start Stored rows

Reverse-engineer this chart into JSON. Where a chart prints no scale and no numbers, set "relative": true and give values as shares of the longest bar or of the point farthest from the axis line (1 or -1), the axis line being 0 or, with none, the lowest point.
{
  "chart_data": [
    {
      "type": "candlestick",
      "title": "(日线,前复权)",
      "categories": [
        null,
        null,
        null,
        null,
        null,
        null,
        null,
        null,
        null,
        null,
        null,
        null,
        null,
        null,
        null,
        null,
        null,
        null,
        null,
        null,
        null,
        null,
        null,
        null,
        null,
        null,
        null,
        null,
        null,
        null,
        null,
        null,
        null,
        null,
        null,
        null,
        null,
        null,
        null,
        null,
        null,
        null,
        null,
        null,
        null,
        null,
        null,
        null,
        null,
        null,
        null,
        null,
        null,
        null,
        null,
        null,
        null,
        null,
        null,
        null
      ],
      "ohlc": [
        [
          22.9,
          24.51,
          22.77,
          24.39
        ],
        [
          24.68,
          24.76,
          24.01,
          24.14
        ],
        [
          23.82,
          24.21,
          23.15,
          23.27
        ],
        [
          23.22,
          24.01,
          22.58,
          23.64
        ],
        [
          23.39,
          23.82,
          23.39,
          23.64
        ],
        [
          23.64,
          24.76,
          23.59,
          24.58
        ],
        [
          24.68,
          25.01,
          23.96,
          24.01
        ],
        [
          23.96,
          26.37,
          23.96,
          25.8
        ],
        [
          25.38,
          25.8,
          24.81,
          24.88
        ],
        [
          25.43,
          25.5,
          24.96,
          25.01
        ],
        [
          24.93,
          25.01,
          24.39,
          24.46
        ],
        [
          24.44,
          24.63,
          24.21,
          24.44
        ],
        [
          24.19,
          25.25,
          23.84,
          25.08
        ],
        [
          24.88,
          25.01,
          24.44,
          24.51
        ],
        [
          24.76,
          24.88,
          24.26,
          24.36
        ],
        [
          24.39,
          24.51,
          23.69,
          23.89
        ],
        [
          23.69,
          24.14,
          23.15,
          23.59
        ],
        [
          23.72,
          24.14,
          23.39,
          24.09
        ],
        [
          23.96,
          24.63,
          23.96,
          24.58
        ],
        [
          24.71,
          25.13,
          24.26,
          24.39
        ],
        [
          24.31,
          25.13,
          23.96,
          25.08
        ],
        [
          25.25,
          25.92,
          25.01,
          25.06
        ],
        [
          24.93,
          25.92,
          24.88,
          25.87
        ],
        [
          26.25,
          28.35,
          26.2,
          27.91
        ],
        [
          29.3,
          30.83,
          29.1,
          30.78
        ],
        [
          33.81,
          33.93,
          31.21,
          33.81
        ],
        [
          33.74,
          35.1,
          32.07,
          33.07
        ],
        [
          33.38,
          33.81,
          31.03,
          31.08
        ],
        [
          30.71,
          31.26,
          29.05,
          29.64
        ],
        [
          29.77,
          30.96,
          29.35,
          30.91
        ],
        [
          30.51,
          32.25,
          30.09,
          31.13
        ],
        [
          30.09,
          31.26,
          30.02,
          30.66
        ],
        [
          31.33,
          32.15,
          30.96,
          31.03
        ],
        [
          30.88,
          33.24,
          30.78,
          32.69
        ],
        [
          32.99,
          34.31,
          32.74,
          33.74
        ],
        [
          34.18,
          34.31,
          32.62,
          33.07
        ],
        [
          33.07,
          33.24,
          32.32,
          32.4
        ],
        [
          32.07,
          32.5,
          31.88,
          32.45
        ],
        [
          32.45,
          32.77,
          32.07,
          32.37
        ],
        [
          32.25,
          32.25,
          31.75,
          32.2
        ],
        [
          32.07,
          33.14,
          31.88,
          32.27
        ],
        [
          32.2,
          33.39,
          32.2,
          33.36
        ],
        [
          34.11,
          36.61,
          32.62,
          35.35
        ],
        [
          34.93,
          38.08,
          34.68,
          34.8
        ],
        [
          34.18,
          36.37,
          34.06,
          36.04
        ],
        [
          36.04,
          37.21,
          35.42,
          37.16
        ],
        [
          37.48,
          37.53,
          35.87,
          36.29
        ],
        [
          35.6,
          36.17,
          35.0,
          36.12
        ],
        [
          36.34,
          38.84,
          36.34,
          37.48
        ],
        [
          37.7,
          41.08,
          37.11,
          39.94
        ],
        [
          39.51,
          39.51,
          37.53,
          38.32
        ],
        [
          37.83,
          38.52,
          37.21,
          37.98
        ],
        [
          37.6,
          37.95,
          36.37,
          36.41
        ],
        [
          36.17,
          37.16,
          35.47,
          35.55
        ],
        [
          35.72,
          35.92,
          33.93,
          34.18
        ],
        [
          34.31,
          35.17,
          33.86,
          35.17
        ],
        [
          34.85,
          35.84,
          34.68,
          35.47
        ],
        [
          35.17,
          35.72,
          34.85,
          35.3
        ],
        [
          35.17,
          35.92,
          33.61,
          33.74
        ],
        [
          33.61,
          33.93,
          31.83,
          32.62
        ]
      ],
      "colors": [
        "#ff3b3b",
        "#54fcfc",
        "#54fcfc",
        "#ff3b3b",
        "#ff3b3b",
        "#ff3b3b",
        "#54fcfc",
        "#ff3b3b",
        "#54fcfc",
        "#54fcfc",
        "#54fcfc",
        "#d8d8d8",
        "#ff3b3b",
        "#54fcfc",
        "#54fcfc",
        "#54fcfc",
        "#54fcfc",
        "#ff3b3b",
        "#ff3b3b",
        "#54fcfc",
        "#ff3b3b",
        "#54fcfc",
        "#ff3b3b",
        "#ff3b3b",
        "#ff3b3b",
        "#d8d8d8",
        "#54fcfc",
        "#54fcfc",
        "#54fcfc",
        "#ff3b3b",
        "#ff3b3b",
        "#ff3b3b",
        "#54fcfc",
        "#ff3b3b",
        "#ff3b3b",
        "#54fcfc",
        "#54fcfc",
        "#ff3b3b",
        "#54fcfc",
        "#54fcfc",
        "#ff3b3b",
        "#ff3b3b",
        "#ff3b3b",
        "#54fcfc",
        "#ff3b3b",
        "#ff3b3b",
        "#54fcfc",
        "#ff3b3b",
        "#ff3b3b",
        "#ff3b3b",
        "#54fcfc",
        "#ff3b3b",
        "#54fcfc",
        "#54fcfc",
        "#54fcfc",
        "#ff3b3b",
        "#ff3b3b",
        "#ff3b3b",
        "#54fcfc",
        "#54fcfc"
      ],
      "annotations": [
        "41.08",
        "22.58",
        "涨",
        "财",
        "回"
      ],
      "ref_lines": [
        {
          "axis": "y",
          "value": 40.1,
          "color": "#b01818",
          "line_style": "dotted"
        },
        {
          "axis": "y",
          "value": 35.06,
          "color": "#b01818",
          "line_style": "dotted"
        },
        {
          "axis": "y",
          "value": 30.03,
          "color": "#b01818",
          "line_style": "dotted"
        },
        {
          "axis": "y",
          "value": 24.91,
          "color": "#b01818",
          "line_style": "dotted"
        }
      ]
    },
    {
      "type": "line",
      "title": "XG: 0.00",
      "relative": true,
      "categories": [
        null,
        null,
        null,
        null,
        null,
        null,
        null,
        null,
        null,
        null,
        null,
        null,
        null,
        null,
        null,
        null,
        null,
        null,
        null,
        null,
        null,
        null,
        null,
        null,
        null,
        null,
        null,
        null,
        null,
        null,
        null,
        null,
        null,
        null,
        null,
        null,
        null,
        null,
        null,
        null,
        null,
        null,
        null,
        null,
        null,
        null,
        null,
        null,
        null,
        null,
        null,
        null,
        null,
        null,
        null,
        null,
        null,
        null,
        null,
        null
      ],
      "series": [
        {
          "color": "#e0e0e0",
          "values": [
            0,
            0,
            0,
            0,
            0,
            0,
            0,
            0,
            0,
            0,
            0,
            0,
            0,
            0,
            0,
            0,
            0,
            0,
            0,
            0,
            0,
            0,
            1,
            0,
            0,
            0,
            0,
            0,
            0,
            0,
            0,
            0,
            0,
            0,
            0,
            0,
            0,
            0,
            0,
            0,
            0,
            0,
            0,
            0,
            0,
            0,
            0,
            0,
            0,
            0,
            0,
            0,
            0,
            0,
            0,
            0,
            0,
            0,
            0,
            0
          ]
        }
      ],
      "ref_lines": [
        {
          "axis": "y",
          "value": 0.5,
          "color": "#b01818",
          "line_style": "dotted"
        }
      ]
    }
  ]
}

end Stored rows

## What is asked
Of all the lines in the listing above, how many contain the word "true"? Answer with the number alone.

## Final result
2